**TASK TO CARRY OUT:** Repeat the records in full and exactly, omitting pictures.

(Data records)
********

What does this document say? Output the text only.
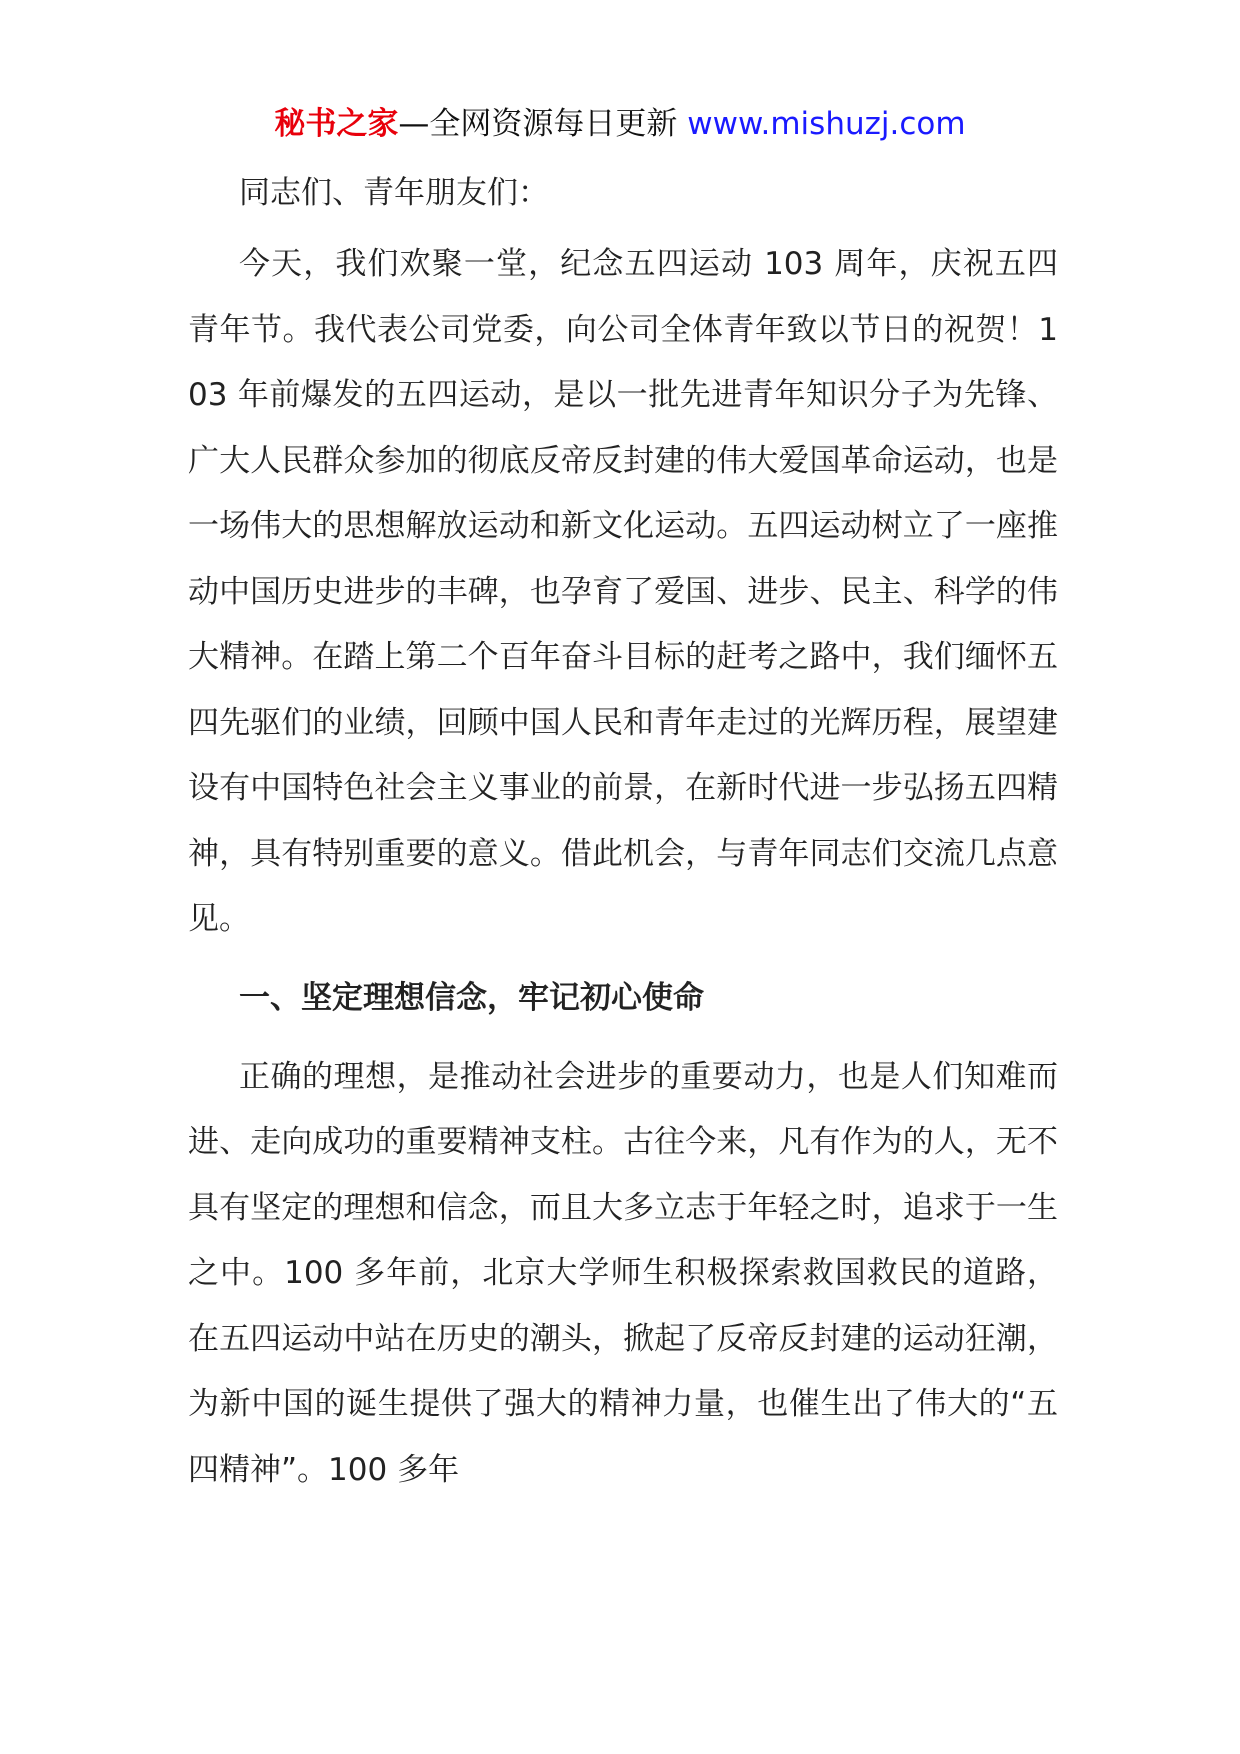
秘书之家—全网资源每日更新 www.mishuzj.com

同志们、青年朋友们：

今天，我们欢聚一堂，纪念五四运动 103 周年，庆祝五四青年节。我代表公司党委，向公司全体青年致以节日的祝贺！103 年前爆发的五四运动，是以一批先进青年知识分子为先锋、广大人民群众参加的彻底反帝反封建的伟大爱国革命运动，也是一场伟大的思想解放运动和新文化运动。五四运动树立了一座推动中国历史进步的丰碑，也孕育了爱国、进步、民主、科学的伟大精神。在踏上第二个百年奋斗目标的赶考之路中，我们缅怀五四先驱们的业绩，回顾中国人民和青年走过的光辉历程，展望建设有中国特色社会主义事业的前景，在新时代进一步弘扬五四精神，具有特别重要的意义。借此机会，与青年同志们交流几点意见。

一、坚定理想信念，牢记初心使命

正确的理想，是推动社会进步的重要动力，也是人们知难而进、走向成功的重要精神支柱。古往今来，凡有作为的人，无不具有坚定的理想和信念，而且大多立志于年轻之时，追求于一生之中。100 多年前，北京大学师生积极探索救国救民的道路，在五四运动中站在历史的潮头，掀起了反帝反封建的运动狂潮，为新中国的诞生提供了强大的精神力量，也催生出了伟大的“五四精神”。100 多年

********

**ANSWER TO THE EXERCISE:**
What does this document say? Output the text only.
秘书之家—全网资源每日更新 www.mishuzj.com

同志们、青年朋友们：

今天，我们欢聚一堂，纪念五四运动 103 周年，庆祝五四青年节。我代表公司党委，向公司全体青年致以节日的祝贺！103 年前爆发的五四运动，是以一批先进青年知识分子为先锋、广大人民群众参加的彻底反帝反封建的伟大爱国革命运动，也是一场伟大的思想解放运动和新文化运动。五四运动树立了一座推动中国历史进步的丰碑，也孕育了爱国、进步、民主、科学的伟大精神。在踏上第二个百年奋斗目标的赶考之路中，我们缅怀五四先驱们的业绩，回顾中国人民和青年走过的光辉历程，展望建设有中国特色社会主义事业的前景，在新时代进一步弘扬五四精神，具有特别重要的意义。借此机会，与青年同志们交流几点意见。

一、坚定理想信念，牢记初心使命

正确的理想，是推动社会进步的重要动力，也是人们知难而进、走向成功的重要精神支柱。古往今来，凡有作为的人，无不具有坚定的理想和信念，而且大多立志于年轻之时，追求于一生之中。100 多年前，北京大学师生积极探索救国救民的道路，在五四运动中站在历史的潮头，掀起了反帝反封建的运动狂潮，为新中国的诞生提供了强大的精神力量，也催生出了伟大的“五四精神”。100 多年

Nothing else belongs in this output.